● **Auszug**
•••••

Mit Schreiben vom 10. Mai 2006 ergänzte der Bw. seine Berufung dahingehend, dass sich diese sowohl gegen den Grund als auch gegen die Höhe der Haftungsinanspruchnahme richte.

Über die Berufung wurde erwogen:

Gemäß § 11 BAO haften bei vorsätzlichen Finanzvergehen rechtskräftig verurteilte Täter und andere an der Tat Beteiligte, wenn sie nicht selbst abgabepflichtig sind, für den Betrag, um den die Abgaben verkürzt wurden.

Die Haftung gemäß § 11 BAO setzt eine rechtskräftige Verurteilung im finanzbehördlichen bzw. gerichtlichen Finanzstrafverfahren voraus (VwGH 14.12.1994, 93/16/0011).

Die Haftungsinanspruchnahme darf keinen höheren Verkürzungsbetrag umfassen als der im Spruch des Strafurteiles festgestellte (VwGH 18.8.1994, 94/16/0013).

Im gegenständlichen Fall wurde der Bw. mit Erkenntnis des Finanzamtes vom 25. November 2003, SN X, wegen des Finanzvergehens der Abgabenhinterziehung gemäß § 33 Abs. 2 lit. b FinStrG zu einer Geldstrafe in Höhe von € 2.300,00 verurteilt, weil er vorsätzlich als faktischer Machthaber und somit Verantwortlicher der Fa. P-GmbH unter Verletzung der Verpflichtung zur Führung von dem § 76 EStG entsprechenden Lohnkonten eine Verkürzung an Lohnsteuer August 2001 bis Oktober 2002 in Höhe von € 12.209,04 und Dienstgeberbeiträgen zum Ausgleichsfonds für Familienbeihilfen samt Zuschlägen zu den Dienstgeberbeiträgen für August 2001 bis Oktober 2002 in Höhe von € 3.049,49 bewirkt und dies nicht nur für möglich, sondern für gewiss gehalten hat.

•••••

● **Aufgelistete Einträge**
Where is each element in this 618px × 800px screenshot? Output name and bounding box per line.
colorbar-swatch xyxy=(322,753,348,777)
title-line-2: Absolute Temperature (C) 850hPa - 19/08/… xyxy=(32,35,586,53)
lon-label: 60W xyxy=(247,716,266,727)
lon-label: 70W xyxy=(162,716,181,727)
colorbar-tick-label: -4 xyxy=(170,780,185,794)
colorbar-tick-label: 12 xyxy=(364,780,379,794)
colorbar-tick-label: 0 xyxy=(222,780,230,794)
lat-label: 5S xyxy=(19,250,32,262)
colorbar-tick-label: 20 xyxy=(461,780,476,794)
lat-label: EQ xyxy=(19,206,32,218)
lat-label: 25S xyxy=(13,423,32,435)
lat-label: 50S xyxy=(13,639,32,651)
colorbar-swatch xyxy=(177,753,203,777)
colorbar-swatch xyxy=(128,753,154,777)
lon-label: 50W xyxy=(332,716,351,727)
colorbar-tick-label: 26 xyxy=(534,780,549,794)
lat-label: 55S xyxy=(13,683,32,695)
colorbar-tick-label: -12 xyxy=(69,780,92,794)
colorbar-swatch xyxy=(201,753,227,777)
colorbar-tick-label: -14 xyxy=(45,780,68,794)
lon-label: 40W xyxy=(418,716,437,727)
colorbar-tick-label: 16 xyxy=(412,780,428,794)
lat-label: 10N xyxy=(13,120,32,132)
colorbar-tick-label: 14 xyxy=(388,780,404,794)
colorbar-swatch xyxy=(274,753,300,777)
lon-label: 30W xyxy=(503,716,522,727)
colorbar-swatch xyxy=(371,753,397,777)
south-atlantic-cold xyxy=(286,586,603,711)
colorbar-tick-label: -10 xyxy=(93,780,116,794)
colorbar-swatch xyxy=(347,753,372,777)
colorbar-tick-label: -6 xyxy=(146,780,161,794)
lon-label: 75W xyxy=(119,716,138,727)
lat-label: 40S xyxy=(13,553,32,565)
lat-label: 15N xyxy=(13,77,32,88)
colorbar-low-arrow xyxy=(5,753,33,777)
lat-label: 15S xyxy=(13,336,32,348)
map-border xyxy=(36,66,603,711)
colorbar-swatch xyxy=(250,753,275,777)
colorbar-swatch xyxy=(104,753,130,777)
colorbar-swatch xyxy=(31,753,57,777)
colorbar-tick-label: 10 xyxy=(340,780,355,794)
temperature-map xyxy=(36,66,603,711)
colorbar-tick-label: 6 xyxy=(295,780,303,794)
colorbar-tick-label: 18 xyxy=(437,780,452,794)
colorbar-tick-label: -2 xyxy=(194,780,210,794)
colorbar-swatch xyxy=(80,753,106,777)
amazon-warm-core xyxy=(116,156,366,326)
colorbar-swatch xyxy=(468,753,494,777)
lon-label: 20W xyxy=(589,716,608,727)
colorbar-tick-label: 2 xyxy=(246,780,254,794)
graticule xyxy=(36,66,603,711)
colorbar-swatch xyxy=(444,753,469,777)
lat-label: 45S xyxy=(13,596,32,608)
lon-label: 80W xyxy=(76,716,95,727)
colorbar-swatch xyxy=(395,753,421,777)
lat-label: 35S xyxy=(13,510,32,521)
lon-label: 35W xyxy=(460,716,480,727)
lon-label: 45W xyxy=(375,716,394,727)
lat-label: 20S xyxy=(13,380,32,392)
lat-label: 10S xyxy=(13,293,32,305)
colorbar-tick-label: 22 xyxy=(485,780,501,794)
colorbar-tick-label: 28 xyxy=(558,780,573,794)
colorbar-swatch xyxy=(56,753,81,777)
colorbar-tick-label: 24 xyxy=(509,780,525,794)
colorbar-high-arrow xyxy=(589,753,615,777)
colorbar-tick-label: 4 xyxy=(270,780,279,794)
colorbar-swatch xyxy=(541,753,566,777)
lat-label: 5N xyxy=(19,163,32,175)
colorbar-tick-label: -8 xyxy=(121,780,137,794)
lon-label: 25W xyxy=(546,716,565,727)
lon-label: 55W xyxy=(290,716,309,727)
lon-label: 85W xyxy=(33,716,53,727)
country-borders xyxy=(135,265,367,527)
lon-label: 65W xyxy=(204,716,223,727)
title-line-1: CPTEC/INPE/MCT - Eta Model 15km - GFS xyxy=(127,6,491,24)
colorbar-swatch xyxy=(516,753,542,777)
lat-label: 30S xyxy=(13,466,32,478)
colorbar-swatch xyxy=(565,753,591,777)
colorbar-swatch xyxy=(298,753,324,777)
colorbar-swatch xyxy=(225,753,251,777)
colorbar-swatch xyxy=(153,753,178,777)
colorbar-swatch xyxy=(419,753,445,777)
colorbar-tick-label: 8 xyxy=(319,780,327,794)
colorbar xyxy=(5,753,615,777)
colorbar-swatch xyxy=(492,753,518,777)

•••••

● **Material erkunden**
#1 Nenne alle Eurobeträge, die im Auszug vorkommen.
#2 Aktualisiere den Auszug von „Die Haftungsinanspruchnahme darf“ bis „(VwGH 18.8.1994, 94/16/0013).“ und setze dabei „Strafurteils“ an die Stelle von „Strafurteiles“.

● **Lösungen**
#1
€ 2.300,00
€ 12.209,04
€ 3.049,49

#2
Die Haftungsinanspruchnahme darf keinen höheren Verkürzungsbetrag umfassen als der im Spruch des Strafurteils festgestellte (VwGH 18.8.1994, 94/16/0013).